-- DIRECTIONS FOR THIS TASK --
Revise the part of the material that opens with the line containing "Patent image size: (663, 647)." and closes with the line containing "The mold section 230b is at (163, 122).": substitute "diagrammatic" for "schematic", and return only those lines with everything else unchanged.

## start EXTRACTED DATA

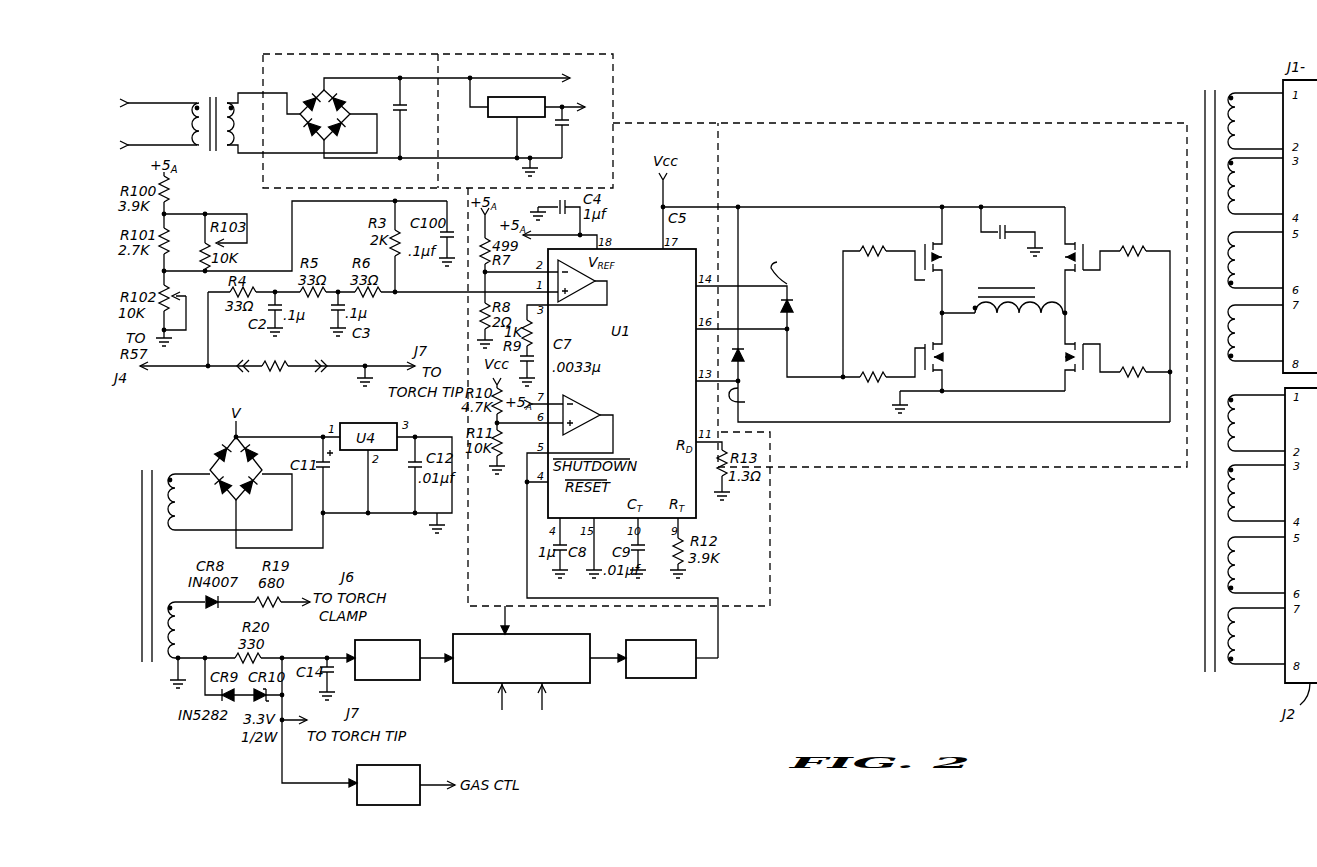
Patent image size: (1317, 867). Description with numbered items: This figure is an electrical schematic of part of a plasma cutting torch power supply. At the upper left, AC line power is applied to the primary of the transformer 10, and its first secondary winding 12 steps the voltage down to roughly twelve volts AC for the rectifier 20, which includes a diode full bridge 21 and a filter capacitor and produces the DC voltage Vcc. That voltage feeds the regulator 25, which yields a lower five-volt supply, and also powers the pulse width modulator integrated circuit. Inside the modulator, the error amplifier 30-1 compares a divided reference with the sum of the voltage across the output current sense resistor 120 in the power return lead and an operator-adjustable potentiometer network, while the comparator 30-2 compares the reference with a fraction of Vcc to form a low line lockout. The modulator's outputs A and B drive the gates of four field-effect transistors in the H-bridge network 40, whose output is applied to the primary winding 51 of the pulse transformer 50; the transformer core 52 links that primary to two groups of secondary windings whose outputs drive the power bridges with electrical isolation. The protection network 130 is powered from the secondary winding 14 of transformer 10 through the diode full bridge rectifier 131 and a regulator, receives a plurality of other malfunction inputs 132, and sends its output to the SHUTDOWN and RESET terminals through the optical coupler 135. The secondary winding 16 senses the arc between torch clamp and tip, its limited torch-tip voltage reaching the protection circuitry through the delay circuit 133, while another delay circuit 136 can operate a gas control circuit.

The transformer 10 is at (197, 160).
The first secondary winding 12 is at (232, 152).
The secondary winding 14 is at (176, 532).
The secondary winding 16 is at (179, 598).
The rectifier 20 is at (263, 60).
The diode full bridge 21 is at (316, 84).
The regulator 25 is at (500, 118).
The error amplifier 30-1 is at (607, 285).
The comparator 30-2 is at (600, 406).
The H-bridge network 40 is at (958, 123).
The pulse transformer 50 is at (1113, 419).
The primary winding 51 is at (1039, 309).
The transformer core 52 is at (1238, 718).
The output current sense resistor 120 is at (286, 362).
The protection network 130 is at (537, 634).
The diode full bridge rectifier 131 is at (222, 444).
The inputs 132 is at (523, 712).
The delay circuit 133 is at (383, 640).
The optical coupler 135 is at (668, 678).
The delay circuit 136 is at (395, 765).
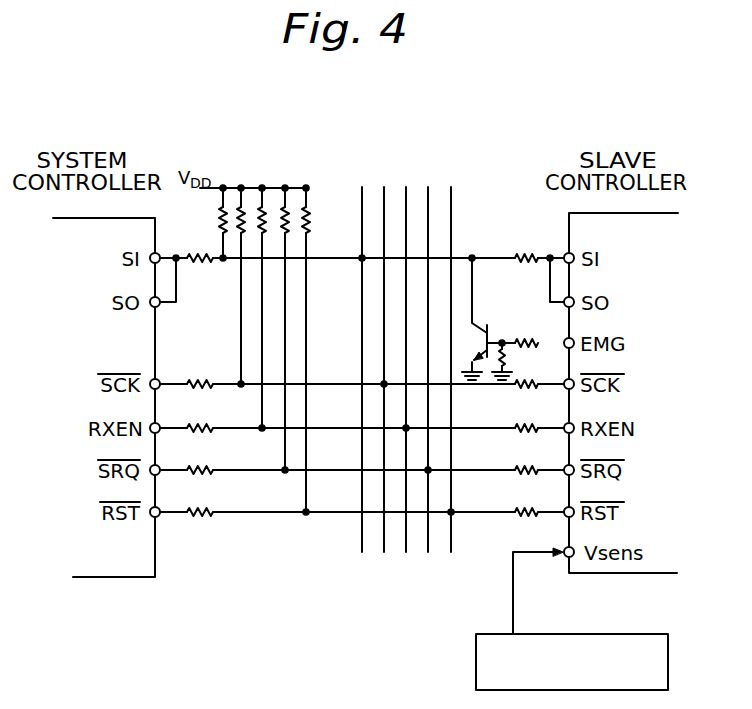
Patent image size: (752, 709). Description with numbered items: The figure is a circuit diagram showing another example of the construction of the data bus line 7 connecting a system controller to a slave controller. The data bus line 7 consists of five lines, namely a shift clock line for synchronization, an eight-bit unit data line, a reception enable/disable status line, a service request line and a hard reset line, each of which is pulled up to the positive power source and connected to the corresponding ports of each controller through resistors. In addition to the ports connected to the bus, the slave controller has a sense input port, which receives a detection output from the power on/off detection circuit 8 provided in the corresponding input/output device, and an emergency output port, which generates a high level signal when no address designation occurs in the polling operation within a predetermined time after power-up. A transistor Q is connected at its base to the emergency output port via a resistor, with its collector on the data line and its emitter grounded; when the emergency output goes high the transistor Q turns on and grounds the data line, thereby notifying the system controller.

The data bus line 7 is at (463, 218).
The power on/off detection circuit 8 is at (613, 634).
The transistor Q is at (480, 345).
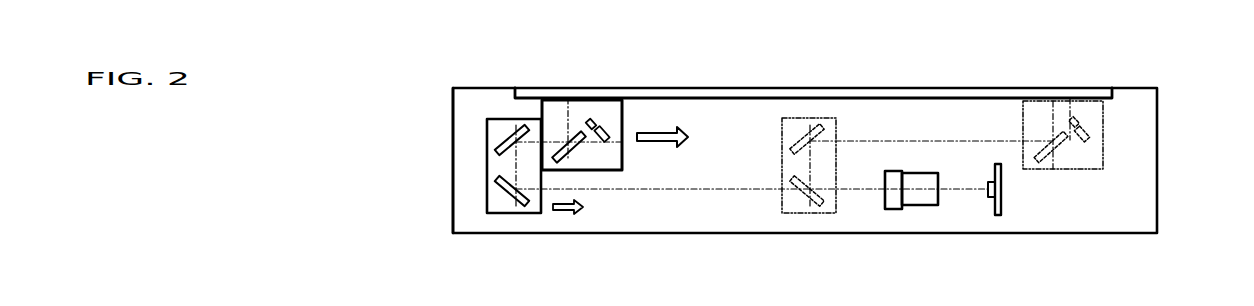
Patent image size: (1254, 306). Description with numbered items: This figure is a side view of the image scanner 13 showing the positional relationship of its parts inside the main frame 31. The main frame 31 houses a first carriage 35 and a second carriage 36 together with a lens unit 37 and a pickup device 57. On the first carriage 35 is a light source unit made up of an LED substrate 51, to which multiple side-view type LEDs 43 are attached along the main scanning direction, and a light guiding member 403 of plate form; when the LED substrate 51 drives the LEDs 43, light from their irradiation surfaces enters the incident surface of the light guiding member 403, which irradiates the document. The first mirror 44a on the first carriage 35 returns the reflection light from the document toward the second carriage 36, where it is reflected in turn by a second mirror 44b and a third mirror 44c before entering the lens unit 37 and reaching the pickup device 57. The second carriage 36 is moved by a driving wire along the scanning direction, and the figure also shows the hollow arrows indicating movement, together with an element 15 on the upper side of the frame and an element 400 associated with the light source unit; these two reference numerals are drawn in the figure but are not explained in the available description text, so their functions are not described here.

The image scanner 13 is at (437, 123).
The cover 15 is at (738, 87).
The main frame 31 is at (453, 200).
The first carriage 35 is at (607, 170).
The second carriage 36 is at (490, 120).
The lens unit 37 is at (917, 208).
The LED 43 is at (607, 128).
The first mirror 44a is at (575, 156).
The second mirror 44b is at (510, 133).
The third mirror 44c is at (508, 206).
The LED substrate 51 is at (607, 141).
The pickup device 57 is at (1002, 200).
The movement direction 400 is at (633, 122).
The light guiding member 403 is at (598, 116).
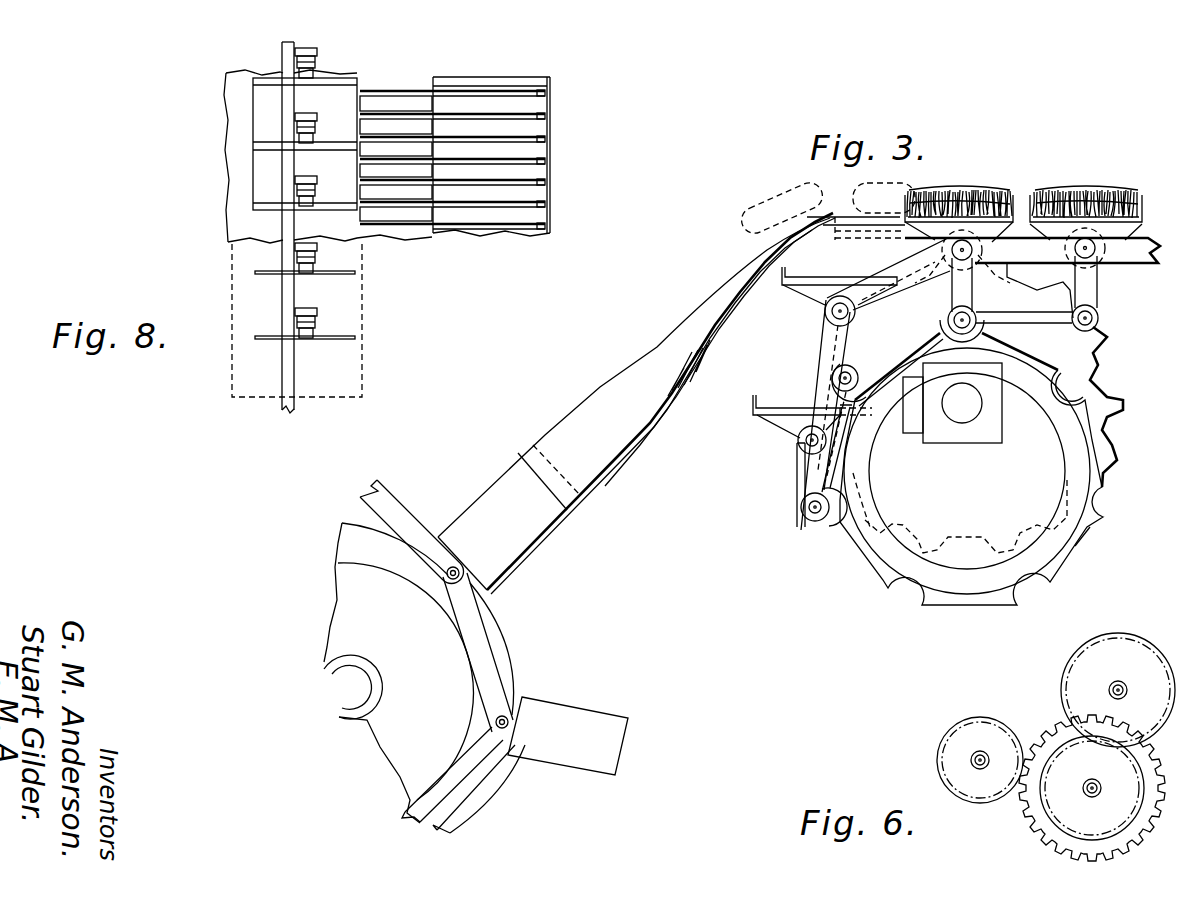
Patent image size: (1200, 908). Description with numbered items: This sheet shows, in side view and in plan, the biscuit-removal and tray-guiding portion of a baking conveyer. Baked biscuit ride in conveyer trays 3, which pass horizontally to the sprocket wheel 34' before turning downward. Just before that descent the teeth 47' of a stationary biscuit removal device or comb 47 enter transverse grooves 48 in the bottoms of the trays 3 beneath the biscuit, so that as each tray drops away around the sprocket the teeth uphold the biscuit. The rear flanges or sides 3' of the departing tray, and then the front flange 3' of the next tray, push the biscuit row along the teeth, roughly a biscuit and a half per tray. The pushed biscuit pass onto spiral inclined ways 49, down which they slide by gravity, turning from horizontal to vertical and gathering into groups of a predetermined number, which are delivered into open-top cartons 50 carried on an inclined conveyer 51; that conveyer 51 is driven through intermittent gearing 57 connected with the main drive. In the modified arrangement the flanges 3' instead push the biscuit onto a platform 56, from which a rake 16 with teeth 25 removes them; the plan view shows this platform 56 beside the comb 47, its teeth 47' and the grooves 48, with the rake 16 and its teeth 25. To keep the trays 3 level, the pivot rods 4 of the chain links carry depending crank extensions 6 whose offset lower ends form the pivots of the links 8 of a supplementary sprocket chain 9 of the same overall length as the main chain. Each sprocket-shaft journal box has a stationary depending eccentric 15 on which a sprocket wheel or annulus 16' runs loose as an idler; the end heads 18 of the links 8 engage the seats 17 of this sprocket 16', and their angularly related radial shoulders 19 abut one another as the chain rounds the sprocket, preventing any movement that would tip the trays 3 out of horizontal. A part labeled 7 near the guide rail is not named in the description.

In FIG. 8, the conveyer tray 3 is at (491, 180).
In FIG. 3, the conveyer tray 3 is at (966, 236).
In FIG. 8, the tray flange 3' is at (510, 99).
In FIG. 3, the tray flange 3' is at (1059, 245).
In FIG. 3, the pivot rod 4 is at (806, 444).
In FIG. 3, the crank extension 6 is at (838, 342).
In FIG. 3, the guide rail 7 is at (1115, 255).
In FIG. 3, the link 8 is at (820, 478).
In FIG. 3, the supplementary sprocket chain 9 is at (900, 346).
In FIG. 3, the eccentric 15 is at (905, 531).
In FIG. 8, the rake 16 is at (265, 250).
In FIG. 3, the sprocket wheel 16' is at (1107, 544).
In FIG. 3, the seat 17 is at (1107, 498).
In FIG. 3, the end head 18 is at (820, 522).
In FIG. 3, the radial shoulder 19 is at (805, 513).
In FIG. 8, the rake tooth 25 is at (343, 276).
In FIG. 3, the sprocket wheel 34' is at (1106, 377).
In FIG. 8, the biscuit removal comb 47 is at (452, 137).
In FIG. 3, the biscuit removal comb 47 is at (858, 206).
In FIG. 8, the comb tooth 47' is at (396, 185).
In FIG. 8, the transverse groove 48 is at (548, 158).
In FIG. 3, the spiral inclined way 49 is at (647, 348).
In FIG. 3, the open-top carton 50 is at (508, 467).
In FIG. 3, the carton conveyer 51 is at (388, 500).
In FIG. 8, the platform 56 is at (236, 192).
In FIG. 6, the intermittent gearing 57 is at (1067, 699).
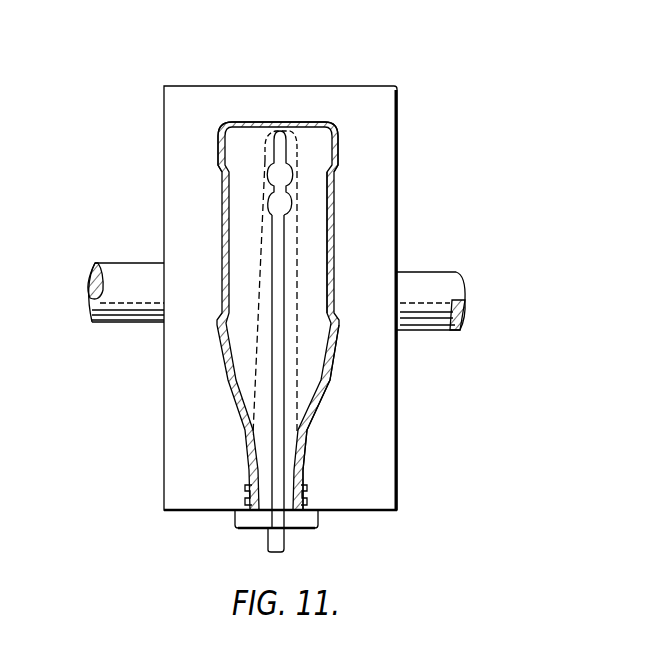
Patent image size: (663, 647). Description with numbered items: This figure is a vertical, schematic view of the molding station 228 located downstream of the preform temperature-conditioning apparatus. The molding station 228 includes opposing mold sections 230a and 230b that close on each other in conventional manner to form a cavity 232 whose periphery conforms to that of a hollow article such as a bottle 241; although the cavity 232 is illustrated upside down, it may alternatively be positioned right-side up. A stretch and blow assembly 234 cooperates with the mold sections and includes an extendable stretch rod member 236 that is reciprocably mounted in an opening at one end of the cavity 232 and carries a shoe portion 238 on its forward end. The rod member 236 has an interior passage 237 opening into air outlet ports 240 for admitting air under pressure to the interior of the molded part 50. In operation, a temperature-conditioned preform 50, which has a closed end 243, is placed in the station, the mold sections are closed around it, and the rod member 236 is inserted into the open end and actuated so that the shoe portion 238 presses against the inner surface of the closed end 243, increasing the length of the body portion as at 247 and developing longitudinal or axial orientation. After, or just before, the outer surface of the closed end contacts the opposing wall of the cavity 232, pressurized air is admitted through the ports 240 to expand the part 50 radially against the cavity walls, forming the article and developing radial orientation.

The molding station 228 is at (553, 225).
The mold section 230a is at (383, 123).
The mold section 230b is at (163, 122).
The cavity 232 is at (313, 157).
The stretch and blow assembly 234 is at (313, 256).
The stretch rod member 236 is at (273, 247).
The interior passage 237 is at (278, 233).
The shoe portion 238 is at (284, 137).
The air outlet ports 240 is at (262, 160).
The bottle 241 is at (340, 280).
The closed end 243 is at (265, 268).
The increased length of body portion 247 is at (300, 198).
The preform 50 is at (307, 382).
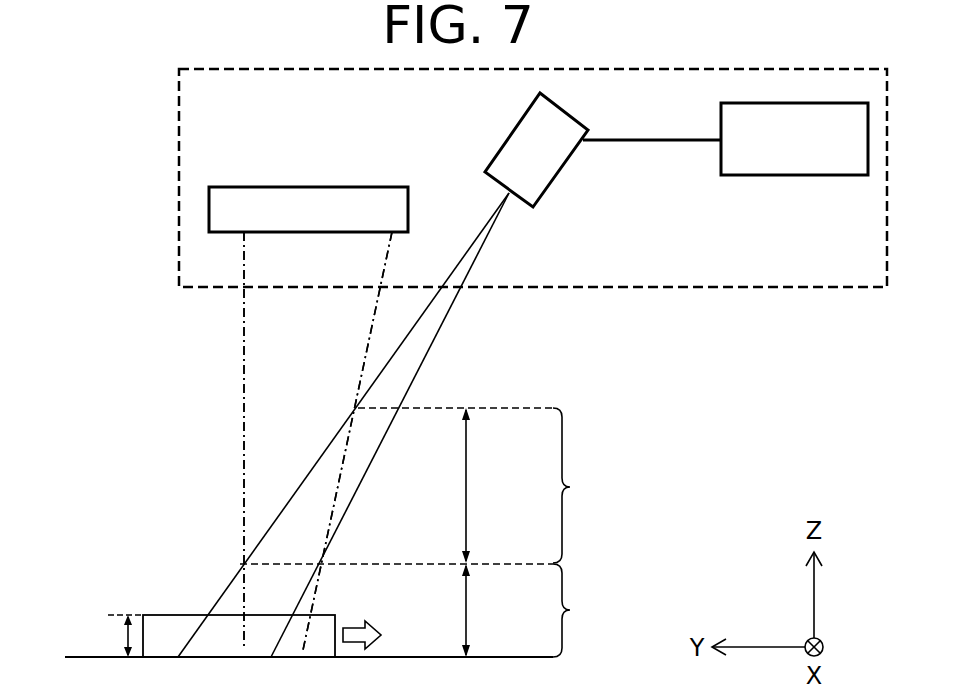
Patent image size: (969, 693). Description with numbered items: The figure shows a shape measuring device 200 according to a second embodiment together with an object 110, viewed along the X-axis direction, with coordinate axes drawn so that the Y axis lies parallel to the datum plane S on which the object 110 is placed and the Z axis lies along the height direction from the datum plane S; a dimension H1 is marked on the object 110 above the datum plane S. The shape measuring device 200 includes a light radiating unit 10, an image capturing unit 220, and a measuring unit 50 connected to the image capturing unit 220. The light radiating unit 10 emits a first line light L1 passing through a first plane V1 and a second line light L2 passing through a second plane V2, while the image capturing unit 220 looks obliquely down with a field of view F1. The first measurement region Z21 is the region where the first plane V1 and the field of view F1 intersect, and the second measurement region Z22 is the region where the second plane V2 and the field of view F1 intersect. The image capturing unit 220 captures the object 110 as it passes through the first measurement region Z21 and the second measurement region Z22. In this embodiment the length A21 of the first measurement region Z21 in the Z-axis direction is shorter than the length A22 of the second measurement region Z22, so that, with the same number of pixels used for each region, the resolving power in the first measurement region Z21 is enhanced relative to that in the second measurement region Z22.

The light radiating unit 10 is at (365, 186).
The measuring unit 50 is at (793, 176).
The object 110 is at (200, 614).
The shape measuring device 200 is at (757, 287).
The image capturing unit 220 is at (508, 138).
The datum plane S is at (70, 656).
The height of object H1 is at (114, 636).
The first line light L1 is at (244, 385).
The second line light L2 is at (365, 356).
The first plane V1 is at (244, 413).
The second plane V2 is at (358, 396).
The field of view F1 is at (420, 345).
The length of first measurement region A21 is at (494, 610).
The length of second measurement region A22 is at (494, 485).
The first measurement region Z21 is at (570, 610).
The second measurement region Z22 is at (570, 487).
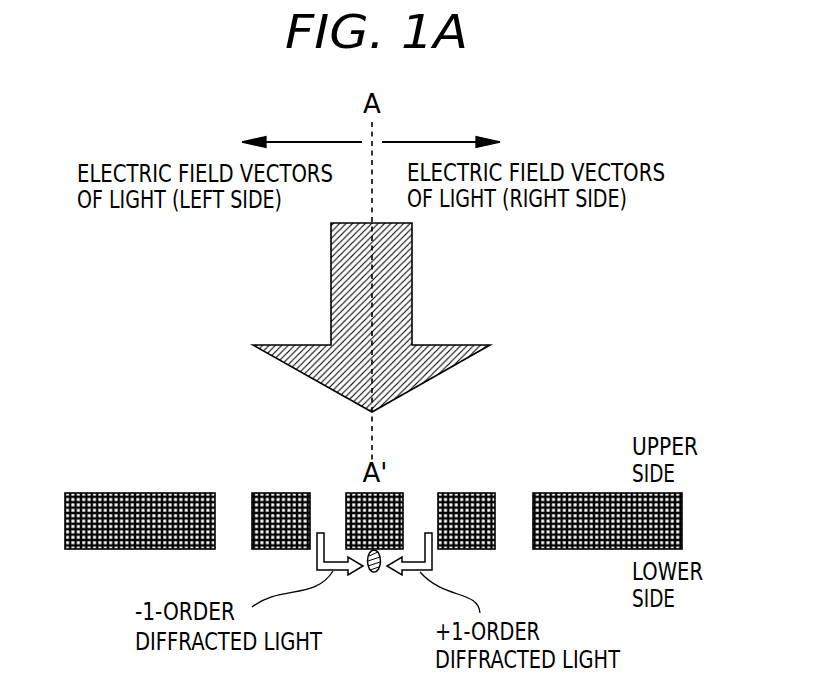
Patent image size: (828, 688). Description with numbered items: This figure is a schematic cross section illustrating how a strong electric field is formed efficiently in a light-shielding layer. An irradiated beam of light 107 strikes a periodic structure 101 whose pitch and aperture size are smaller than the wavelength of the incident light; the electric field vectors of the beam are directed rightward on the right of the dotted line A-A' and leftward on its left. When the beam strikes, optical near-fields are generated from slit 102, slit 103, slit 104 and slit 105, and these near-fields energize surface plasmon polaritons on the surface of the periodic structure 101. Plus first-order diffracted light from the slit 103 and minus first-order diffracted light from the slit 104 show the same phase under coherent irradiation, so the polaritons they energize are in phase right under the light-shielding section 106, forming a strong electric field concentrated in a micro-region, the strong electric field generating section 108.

## end EXTRACTED DATA

-- WORKED ANSWER --
Patent image size: (663, 647). Description with numbered items: This figure is a vertical, diagrammatic view of the molding station 228 located downstream of the preform temperature-conditioning apparatus. The molding station 228 includes opposing mold sections 230a and 230b that close on each other in conventional manner to form a cavity 232 whose periphery conforms to that of a hollow article such as a bottle 241; although the cavity 232 is illustrated upside down, it may alternatively be positioned right-side up. A stretch and blow assembly 234 cooperates with the mold sections and includes an extendable stretch rod member 236 that is reciprocably mounted in an opening at one end of the cavity 232 and carries a shoe portion 238 on its forward end. The rod member 236 has an interior passage 237 opening into air outlet ports 240 for admitting air under pressure to the interior of the molded part 50. In operation, a temperature-conditioned preform 50, which has a closed end 243, is placed in the station, the mold sections are closed around it, and the rod member 236 is inserted into the open end and actuated so that the shoe portion 238 presses against the inner surface of the closed end 243, increasing the length of the body portion as at 247 and developing longitudinal or axial orientation. After, or just before, the outer surface of the closed end contacts the opposing wall of the cavity 232, pressurized air is admitted through the ports 240 to expand the part 50 radially against the cavity walls, forming the article and developing radial orientation.

The molding station 228 is at (553, 225).
The mold section 230a is at (383, 123).
The mold section 230b is at (163, 122).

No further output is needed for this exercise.